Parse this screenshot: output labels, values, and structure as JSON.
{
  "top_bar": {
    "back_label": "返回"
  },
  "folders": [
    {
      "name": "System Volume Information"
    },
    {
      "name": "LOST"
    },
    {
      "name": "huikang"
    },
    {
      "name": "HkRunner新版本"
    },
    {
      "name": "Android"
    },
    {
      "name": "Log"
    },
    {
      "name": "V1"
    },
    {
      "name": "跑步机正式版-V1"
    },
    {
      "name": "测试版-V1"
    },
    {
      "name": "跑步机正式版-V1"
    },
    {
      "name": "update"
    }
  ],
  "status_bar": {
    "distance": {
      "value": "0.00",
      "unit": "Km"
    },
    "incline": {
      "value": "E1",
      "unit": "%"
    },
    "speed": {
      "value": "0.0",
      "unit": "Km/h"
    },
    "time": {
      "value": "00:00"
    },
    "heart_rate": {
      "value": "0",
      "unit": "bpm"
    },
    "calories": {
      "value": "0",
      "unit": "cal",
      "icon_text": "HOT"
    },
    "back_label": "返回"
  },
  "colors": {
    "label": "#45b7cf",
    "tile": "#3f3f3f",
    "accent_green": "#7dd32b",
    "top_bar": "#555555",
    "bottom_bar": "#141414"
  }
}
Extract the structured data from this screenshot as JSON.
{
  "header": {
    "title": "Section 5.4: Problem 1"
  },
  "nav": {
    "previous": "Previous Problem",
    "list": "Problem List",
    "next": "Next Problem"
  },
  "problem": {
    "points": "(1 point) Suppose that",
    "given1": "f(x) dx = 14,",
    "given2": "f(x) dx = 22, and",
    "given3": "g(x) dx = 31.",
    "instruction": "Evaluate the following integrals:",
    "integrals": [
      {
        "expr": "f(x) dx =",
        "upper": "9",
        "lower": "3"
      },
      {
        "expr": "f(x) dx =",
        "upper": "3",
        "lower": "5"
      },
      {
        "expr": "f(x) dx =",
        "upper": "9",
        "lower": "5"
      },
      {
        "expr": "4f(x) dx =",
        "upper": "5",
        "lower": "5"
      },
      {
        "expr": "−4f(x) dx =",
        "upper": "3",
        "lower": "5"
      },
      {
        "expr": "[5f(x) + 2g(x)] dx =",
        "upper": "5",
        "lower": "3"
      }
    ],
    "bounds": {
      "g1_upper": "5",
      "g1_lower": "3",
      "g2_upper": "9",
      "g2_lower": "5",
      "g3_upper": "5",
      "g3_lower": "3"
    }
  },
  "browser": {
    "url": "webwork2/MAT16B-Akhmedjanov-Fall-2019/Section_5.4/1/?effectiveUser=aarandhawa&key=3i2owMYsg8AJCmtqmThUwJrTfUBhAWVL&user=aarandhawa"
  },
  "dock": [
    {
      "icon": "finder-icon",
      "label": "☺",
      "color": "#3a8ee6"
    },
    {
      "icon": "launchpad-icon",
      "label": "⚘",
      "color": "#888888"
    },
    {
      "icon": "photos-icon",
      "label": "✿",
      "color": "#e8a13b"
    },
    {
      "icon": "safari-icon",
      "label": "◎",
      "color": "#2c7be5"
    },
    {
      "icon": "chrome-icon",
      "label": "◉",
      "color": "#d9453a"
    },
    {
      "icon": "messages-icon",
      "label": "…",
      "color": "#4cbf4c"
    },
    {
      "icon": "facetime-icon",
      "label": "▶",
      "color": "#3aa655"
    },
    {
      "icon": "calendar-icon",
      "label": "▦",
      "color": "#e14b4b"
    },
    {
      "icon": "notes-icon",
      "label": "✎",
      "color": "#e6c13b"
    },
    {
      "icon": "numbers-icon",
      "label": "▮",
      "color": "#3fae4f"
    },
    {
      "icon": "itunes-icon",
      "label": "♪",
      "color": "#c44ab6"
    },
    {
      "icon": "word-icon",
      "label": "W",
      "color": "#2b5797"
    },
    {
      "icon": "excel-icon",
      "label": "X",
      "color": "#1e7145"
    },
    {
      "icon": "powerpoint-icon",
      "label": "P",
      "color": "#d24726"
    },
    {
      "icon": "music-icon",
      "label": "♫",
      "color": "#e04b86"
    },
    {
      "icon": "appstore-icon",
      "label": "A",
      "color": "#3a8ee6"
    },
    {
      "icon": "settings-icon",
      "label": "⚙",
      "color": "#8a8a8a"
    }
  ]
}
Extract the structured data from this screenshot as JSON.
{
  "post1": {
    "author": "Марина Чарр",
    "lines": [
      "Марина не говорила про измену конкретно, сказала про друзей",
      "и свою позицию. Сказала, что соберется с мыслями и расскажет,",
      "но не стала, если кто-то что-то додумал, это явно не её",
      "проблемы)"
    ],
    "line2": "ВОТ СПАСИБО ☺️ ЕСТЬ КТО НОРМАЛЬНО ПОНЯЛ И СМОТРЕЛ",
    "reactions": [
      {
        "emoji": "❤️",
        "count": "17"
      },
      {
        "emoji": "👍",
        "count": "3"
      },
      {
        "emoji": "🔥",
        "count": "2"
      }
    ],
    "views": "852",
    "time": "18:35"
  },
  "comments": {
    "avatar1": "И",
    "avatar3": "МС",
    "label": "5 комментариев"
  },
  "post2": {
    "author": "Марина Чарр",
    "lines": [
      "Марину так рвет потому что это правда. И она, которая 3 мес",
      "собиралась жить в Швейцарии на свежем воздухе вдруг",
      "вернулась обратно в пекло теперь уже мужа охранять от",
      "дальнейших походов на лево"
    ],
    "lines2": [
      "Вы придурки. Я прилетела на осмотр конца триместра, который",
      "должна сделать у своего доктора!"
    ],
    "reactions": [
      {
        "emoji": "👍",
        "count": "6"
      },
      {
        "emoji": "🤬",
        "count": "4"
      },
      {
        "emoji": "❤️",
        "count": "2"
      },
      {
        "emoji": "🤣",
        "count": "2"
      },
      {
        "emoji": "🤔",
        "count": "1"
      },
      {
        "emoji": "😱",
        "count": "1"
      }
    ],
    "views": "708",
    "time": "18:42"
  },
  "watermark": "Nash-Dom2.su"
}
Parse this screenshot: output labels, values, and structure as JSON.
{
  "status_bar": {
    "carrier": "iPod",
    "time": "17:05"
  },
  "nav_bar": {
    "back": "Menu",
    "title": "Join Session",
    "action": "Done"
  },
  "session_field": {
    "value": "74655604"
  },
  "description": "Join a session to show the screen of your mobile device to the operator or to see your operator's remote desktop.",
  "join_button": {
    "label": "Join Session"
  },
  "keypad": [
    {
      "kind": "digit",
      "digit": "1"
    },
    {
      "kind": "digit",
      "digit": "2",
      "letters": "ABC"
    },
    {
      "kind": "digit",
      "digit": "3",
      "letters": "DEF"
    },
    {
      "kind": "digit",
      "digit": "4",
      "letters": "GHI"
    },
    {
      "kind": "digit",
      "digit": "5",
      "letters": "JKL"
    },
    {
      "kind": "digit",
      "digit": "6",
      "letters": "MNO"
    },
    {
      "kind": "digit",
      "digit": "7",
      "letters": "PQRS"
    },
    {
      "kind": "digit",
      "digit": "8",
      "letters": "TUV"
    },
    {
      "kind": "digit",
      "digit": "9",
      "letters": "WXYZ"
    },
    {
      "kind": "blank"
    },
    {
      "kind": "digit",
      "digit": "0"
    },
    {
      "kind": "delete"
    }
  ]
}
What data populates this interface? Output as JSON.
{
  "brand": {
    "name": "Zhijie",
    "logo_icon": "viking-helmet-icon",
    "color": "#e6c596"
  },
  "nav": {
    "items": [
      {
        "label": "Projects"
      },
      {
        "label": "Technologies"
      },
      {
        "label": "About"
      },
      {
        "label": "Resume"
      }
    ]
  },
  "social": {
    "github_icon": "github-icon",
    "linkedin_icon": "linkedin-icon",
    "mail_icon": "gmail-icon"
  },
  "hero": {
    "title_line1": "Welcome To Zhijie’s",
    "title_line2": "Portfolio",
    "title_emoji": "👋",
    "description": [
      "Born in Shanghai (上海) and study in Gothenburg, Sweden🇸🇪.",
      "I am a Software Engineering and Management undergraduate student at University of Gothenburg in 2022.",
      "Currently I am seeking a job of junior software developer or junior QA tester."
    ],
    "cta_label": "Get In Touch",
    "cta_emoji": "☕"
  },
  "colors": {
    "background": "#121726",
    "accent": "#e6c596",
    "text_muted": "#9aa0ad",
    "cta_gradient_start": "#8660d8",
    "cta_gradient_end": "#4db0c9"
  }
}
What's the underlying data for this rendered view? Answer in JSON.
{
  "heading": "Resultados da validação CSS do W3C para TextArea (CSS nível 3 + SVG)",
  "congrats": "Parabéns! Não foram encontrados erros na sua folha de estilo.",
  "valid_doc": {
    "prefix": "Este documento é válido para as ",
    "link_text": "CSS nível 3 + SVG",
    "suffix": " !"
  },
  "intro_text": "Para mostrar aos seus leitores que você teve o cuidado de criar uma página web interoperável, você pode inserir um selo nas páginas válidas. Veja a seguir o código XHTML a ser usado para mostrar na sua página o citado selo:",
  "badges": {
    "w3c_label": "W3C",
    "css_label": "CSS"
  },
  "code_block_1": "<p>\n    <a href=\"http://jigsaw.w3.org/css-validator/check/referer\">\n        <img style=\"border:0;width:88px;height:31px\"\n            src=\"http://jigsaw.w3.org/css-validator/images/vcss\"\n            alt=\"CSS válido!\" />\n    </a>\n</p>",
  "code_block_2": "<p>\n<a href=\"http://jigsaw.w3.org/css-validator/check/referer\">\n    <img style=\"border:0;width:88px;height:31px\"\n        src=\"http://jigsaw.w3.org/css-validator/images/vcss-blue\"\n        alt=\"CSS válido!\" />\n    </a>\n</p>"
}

┄┄┄┄┄┄

◆ **Exercise task**
Show the lines of the material that contain the word "http".

◆ **Solution to this problem**
  "code_block_1": "<p>\n    <a href=\"http://jigsaw.w3.org/css-validator/check/referer\">\n        <img style=\"border:0;width:88px;height:31px\"\n            src=\"http://jigsaw.w3.org/css-validator/images/vcss\"\n            alt=\"CSS válido!\" />\n    </a>\n</p>",
  "code_block_2": "<p>\n<a href=\"http://jigsaw.w3.org/css-validator/check/referer\">\n    <img style=\"border:0;width:88px;height:31px\"\n        src=\"http://jigsaw.w3.org/css-validator/images/vcss-blue\"\n        alt=\"CSS válido!\" />\n    </a>\n</p>"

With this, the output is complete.